GIVEN PROBLEM: Print the data exactly, leaving nothing out.

::::

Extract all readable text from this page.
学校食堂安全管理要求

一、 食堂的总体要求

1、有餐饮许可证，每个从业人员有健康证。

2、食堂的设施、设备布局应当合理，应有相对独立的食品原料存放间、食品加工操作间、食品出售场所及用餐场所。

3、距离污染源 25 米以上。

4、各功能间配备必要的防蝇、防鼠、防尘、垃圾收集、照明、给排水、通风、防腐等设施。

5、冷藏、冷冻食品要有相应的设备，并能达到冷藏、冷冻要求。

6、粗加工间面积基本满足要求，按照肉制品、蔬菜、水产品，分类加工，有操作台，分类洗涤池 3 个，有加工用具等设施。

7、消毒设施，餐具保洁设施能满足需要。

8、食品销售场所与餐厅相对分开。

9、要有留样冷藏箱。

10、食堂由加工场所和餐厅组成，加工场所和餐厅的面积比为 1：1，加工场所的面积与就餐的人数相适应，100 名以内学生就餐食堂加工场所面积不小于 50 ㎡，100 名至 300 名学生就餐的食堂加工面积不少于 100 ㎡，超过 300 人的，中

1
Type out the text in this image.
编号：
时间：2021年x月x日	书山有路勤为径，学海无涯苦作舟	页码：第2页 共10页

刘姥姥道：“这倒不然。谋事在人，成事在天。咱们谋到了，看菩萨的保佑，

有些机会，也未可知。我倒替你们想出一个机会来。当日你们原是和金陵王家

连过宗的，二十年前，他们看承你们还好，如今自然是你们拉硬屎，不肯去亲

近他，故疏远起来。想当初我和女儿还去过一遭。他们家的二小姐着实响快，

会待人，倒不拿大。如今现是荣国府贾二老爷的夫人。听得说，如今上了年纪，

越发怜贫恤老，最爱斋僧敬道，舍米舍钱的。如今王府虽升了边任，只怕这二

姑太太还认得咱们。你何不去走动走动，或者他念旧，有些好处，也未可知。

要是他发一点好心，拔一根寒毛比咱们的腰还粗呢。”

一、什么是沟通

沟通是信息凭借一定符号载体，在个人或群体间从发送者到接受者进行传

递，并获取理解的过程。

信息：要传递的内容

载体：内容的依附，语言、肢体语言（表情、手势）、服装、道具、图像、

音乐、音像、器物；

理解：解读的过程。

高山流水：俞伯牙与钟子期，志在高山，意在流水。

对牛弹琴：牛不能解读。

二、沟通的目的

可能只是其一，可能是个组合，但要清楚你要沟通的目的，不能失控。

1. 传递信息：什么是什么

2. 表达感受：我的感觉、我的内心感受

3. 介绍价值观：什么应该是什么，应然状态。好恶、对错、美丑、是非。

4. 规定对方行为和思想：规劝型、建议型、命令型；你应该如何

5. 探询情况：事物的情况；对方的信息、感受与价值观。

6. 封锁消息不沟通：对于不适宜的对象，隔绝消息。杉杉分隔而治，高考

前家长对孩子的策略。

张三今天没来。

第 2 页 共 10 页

::::

WRITTEN SOLUTION:
Extract all readable text from this page.
学校食堂安全管理要求

一、 食堂的总体要求

1、有餐饮许可证，每个从业人员有健康证。

2、食堂的设施、设备布局应当合理，应有相对独立的食品原料存放间、食品加工操作间、食品出售场所及用餐场所。

3、距离污染源 25 米以上。

4、各功能间配备必要的防蝇、防鼠、防尘、垃圾收集、照明、给排水、通风、防腐等设施。

5、冷藏、冷冻食品要有相应的设备，并能达到冷藏、冷冻要求。

6、粗加工间面积基本满足要求，按照肉制品、蔬菜、水产品，分类加工，有操作台，分类洗涤池 3 个，有加工用具等设施。

7、消毒设施，餐具保洁设施能满足需要。

8、食品销售场所与餐厅相对分开。

9、要有留样冷藏箱。

10、食堂由加工场所和餐厅组成，加工场所和餐厅的面积比为 1：1，加工场所的面积与就餐的人数相适应，100 名以内学生就餐食堂加工场所面积不小于 50 ㎡，100 名至 300 名学生就餐的食堂加工面积不少于 100 ㎡，超过 300 人的，中

1
Type out the text in this image.
编号：
时间：2021年x月x日	书山有路勤为径，学海无涯苦作舟	页码：第2页 共10页

刘姥姥道：“这倒不然。谋事在人，成事在天。咱们谋到了，看菩萨的保佑，

有些机会，也未可知。我倒替你们想出一个机会来。当日你们原是和金陵王家

连过宗的，二十年前，他们看承你们还好，如今自然是你们拉硬屎，不肯去亲

近他，故疏远起来。想当初我和女儿还去过一遭。他们家的二小姐着实响快，

会待人，倒不拿大。如今现是荣国府贾二老爷的夫人。听得说，如今上了年纪，

越发怜贫恤老，最爱斋僧敬道，舍米舍钱的。如今王府虽升了边任，只怕这二

姑太太还认得咱们。你何不去走动走动，或者他念旧，有些好处，也未可知。

要是他发一点好心，拔一根寒毛比咱们的腰还粗呢。”

一、什么是沟通

沟通是信息凭借一定符号载体，在个人或群体间从发送者到接受者进行传

递，并获取理解的过程。

信息：要传递的内容

载体：内容的依附，语言、肢体语言（表情、手势）、服装、道具、图像、

音乐、音像、器物；

理解：解读的过程。

高山流水：俞伯牙与钟子期，志在高山，意在流水。

对牛弹琴：牛不能解读。

二、沟通的目的

可能只是其一，可能是个组合，但要清楚你要沟通的目的，不能失控。

1. 传递信息：什么是什么

2. 表达感受：我的感觉、我的内心感受

3. 介绍价值观：什么应该是什么，应然状态。好恶、对错、美丑、是非。

4. 规定对方行为和思想：规劝型、建议型、命令型；你应该如何

5. 探询情况：事物的情况；对方的信息、感受与价值观。

6. 封锁消息不沟通：对于不适宜的对象，隔绝消息。杉杉分隔而治，高考

前家长对孩子的策略。

张三今天没来。

第 2 页 共 10 页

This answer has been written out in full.